## Quoted passage
[Begin]

Give the profiler a few seconds to warmup and then hit ctrl+F5 to execute the test client. After the test client finishes a single run pause and detach the profiler from the w3wp process. You can also hit the "Stop profiling" option but it will kill the process.

After you've finished profiling, it will take some time to process the data. Once it's up, switch to the thread view. In the figure below, I've rearranged the threads to make it easier to see the relationships:

Blue represents sleep time. This matches what we expect to see, which is a lot of new threads all sleeping for 2 seconds. At the top of the sleeping threads is the gate thread. It checks every 500ms to see if the number of threads in the thread pool is appropriate to handle the outstanding work. If not, it creates a new thread. You can see in the beginning that it creates 2 threads and then 1 thread at a time in 500ms increments. This is why it takes 14 seconds to process all 100 requests. So why are there two threads that look like they're created at the same time? If you look more closely, that's actually not the case. Let's zoom in on that part:

Here again the highlighted thread is the gate thread. Before it finishes its 500ms sleep, a new thread is created to handle one of the WCF service calls which sleeps for 2 seconds. Then when the gate thread does its check, it realizes that there is a lot of work currently backed up and creates another new thread. On a dual core machine like this, the default minimum IO thread pool setting is 2: 1 per core. One of those threads is always taken up by WCF and functions as the timer thread. You can see that there are other threads created up top. This is most likely ASP.Net creating some worker threads to handle the incoming requests. You can see that they don't sleep because they're passing off work to WCF and getting ready to handle the next batch of work.

[End]

Rows from a dataset

[Begin]

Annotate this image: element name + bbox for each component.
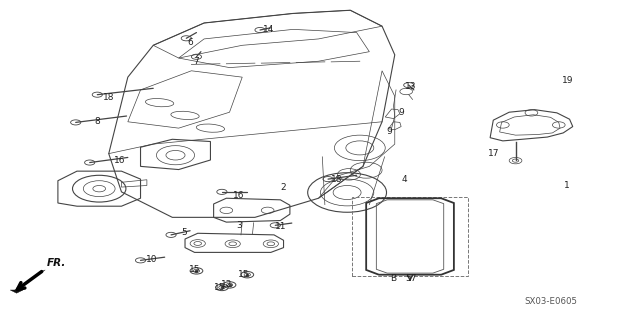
Text: SX03-E0605: SX03-E0605 <box>524 297 577 306</box>
Text: 15: 15 <box>238 270 249 279</box>
Text: 8: 8 <box>94 117 100 126</box>
Text: 12: 12 <box>220 280 232 289</box>
Text: B: B <box>390 274 397 283</box>
Text: 6: 6 <box>187 38 193 47</box>
Text: 17: 17 <box>487 149 499 158</box>
Text: 15: 15 <box>214 283 225 292</box>
Text: 16: 16 <box>115 156 126 164</box>
Text: 9: 9 <box>387 127 392 136</box>
Text: 13: 13 <box>405 82 417 91</box>
Text: 16: 16 <box>233 190 245 200</box>
Text: 7: 7 <box>193 57 199 66</box>
Text: 57: 57 <box>405 274 417 283</box>
Text: 1: 1 <box>564 181 569 190</box>
Text: FR.: FR. <box>47 258 66 268</box>
Text: 2: 2 <box>281 183 287 192</box>
Text: 19: 19 <box>562 76 573 85</box>
Text: 18: 18 <box>331 175 342 184</box>
Text: 4: 4 <box>401 175 407 184</box>
Polygon shape <box>10 270 45 293</box>
Text: 10: 10 <box>147 255 158 264</box>
Text: 14: 14 <box>263 25 275 34</box>
Text: 15: 15 <box>189 265 200 275</box>
Text: 3: 3 <box>236 221 242 230</box>
Text: 11: 11 <box>275 222 286 231</box>
Text: 5: 5 <box>181 228 187 237</box>
Text: 18: 18 <box>103 93 115 102</box>
Text: 9: 9 <box>398 108 404 117</box>
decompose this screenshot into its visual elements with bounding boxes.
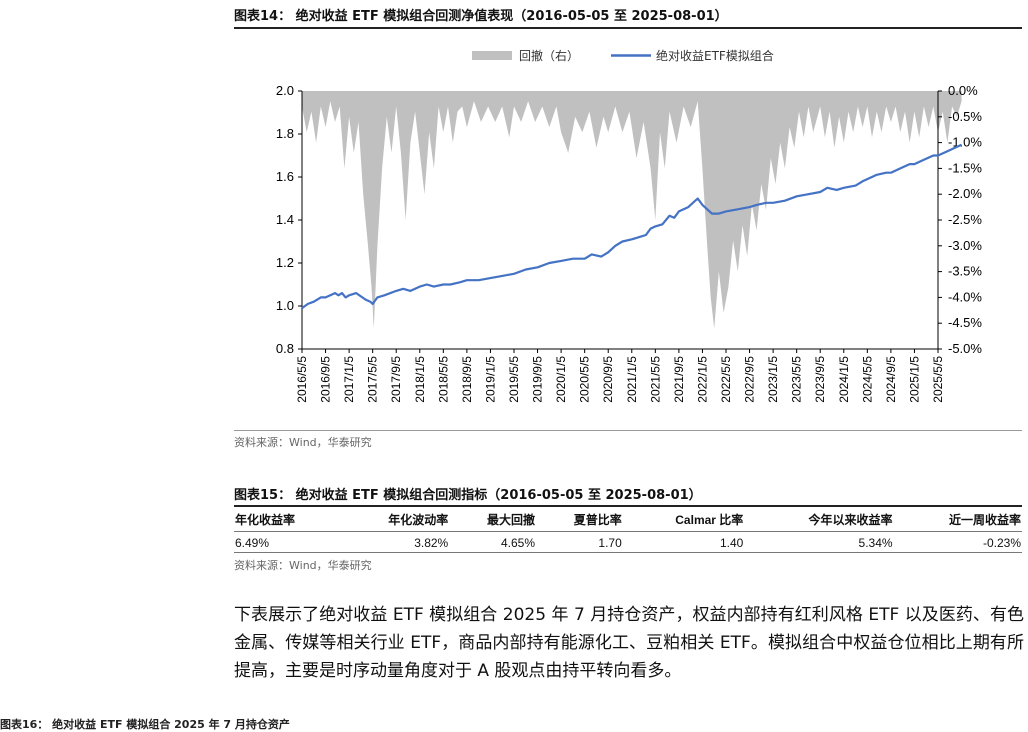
x-tick-label: 2020/9/5 [601, 356, 615, 403]
right-tick-label: -5.0% [948, 341, 982, 356]
right-tick-label: -3.0% [948, 238, 982, 253]
figure15-title: 图表15： 绝对收益 ETF 模拟组合回测指标（2016-05-05 至 202… [234, 488, 702, 503]
figure15-source: 资料来源：Wind，华泰研究 [234, 559, 372, 572]
x-tick-label: 2019/9/5 [531, 356, 545, 403]
right-tick-label: -3.5% [948, 264, 982, 279]
header-ytd-return: 今年以来收益率 [744, 509, 894, 532]
figure14-source: 资料来源：Wind，华泰研究 [234, 436, 372, 449]
x-tick-label: 2022/9/5 [743, 356, 757, 403]
left-tick-label: 0.8 [276, 341, 294, 356]
value-annual-volatility: 3.82% [341, 531, 450, 553]
x-tick-label: 2023/1/5 [766, 356, 780, 403]
right-tick-label: -1.0% [948, 135, 982, 150]
x-tick-label: 2025/5/5 [931, 356, 945, 403]
x-tick-label: 2017/5/5 [366, 356, 380, 403]
x-tick-label: 2019/1/5 [483, 356, 497, 403]
left-tick-label: 1.6 [276, 169, 294, 184]
left-tick-label: 1.4 [276, 212, 294, 227]
nav-drawdown-chart: 0.8 1.0 1.2 1.4 1.6 1.8 2.0 0.0% -0.5% -1.0% -1.5%… [276, 48, 982, 403]
x-tick-label: 2023/9/5 [813, 356, 827, 403]
x-tick-label: 2021/9/5 [672, 356, 686, 403]
x-tick-label: 2021/1/5 [625, 356, 639, 403]
x-tick-label: 2022/1/5 [695, 356, 709, 403]
metrics-value-row: 6.49% 3.82% 4.65% 1.70 1.40 5.34% -0.23% [234, 531, 1022, 553]
right-tick-label: -4.0% [948, 289, 982, 304]
legend-drawdown-swatch [472, 51, 512, 60]
figure14-bottom-rule [234, 430, 1022, 431]
x-tick-label: 2017/1/5 [342, 356, 356, 403]
x-tick-label: 2017/9/5 [389, 356, 403, 403]
x-tick-label: 2019/5/5 [507, 356, 521, 403]
x-tick-label: 2016/9/5 [319, 356, 333, 403]
legend-nav-label: 绝对收益ETF模拟组合 [656, 48, 774, 63]
value-annual-return: 6.49% [234, 531, 342, 553]
header-week-return: 近一周收益率 [893, 509, 1022, 532]
left-tick-label: 1.2 [276, 255, 294, 270]
left-tick-label: 1.0 [276, 298, 294, 313]
x-tick-label: 2022/5/5 [719, 356, 733, 403]
header-annual-return: 年化收益率 [234, 509, 342, 532]
x-tick-label: 2020/5/5 [578, 356, 592, 403]
header-annual-volatility: 年化波动率 [341, 509, 450, 532]
header-calmar-ratio: Calmar 比率 [622, 509, 745, 532]
value-sharpe-ratio: 1.70 [536, 531, 623, 553]
left-tick-label: 2.0 [276, 83, 294, 98]
metrics-table: 年化收益率 年化波动率 最大回撤 夏普比率 Calmar 比率 今年以来收益率 … [234, 509, 1022, 553]
figure14-title: 图表14： 绝对收益 ETF 模拟组合回测净值表现（2016-05-05 至 2… [234, 9, 728, 24]
x-tick-label: 2018/9/5 [460, 356, 474, 403]
value-calmar-ratio: 1.40 [622, 531, 745, 553]
metrics-header-row: 年化收益率 年化波动率 最大回撤 夏普比率 Calmar 比率 今年以来收益率 … [234, 509, 1022, 532]
x-tick-label: 2025/1/5 [907, 356, 921, 403]
x-tick-label: 2020/1/5 [554, 356, 568, 403]
figure14-title-rule [234, 27, 1022, 29]
x-tick-label: 2024/1/5 [837, 356, 851, 403]
legend-drawdown-label: 回撤（右） [519, 48, 579, 63]
x-tick-label: 2023/5/5 [790, 356, 804, 403]
figure16-title-partial: 图表16： 绝对收益 ETF 模拟组合 2025 年 7 月持仓资产 [0, 718, 290, 731]
right-tick-label: 0.0% [948, 83, 978, 98]
x-tick-label: 2024/5/5 [860, 356, 874, 403]
right-tick-label: -0.5% [948, 109, 982, 124]
x-tick-label: 2018/5/5 [436, 356, 450, 403]
right-tick-label: -4.5% [948, 315, 982, 330]
value-ytd-return: 5.34% [744, 531, 894, 553]
right-tick-label: -1.5% [948, 160, 982, 175]
right-tick-label: -2.5% [948, 212, 982, 227]
nav-series-line [301, 143, 963, 309]
left-tick-label: 1.8 [276, 126, 294, 141]
value-max-drawdown: 4.65% [449, 531, 536, 553]
x-tick-label: 2021/5/5 [648, 356, 662, 403]
x-tick-label: 2016/5/5 [295, 356, 309, 403]
right-tick-label: -2.0% [948, 186, 982, 201]
header-sharpe-ratio: 夏普比率 [536, 509, 623, 532]
header-max-drawdown: 最大回撤 [449, 509, 536, 532]
value-week-return: -0.23% [893, 531, 1022, 553]
figure15-title-rule [234, 505, 1022, 507]
body-paragraph: 下表展示了绝对收益 ETF 模拟组合 2025 年 7 月持仓资产，权益内部持有… [234, 605, 1024, 681]
drawdown-area [302, 91, 962, 329]
x-tick-label: 2018/1/5 [413, 356, 427, 403]
x-tick-label: 2024/9/5 [884, 356, 898, 403]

[End]

## To-do list
(a) According to the thread pool profiling passage, what is the default minimum IO thread pool setting on a dual core machine?
(b) Proceed with the thread pool profiling passage, writing on from its last sentence.

## Responses
(a) It is 2, one per core.

(b)
The most obvious thing to do then would be to increase the minimum number of IO threads. You can do this in two ways: use ThreadPool.SetMinThreads or use the <processModel> tag in the machine.config. Here is how to do the latter:

<system.web>
  <!--<processModel autoConfig="true"/>-->
  <processModel 
    autoConfig="false" 
    minIoThreads="101" 
    minWorkerThreads="2" 
    maxIoThreads="200" 
    maxWorkerThreads="40" 
    />

Be sure to turn off the autoConfig setting or the other options will be ignored. If we run this test again, we get a much better result. Compare the previous snapshot of permon with this one:

And the resulting output of the run is:

Starting 100 threads.
Press enter to release threads.
Releasing threads.
Total time to run threads: 2.2s.
Allow a few seconds for threads to die.
Press enter to run again.

This is an excellent result. It is exactly what you would want to happen if a sudden burst of work comes in. But customers were saying that this wasn't happening for them. David Lamb told me that if you run this for a long time, like 2 hours, it would eventually stop quickly adding threads and behave as if the min IO threads was not set.

One of the things we can do is modify the test code to give enough time for the threads to have their 15 second timeout and just take out all the Console.ReadLine calls:

using System;
using System.Threading;
using ServiceReference1;

class Program
{
    private const int numThreads = 100;
    private static CountdownEvent countdown;
    private static ManualResetEvent mre = new ManualResetEvent(false);

    static void Main(string[] args)
    {
        while (true)
        {
            RunTest();
            Thread.Sleep(TimeSpan.FromSeconds(25));
            Console.WriteLine();
        }
    }

    static void RunTest()
    {
        mre.Reset();
        Console.WriteLine("Starting {0} threads.", numThreads);
        countdown = new CountdownEvent(numThreads);
        for (int i = 0; i < numThreads; i++)
        {
            Thread t = new Thread(ThreadProc);
            t.Name = "Thread_" + i;
            t.Start();
        }
        // Wait for all threads to signal.
        countdown.Wait();
        Console.WriteLine("Releasing threads.");
        DateTime startTime = DateTime.Now;
        countdown = new CountdownEvent(numThreads);
        // Release all the threads.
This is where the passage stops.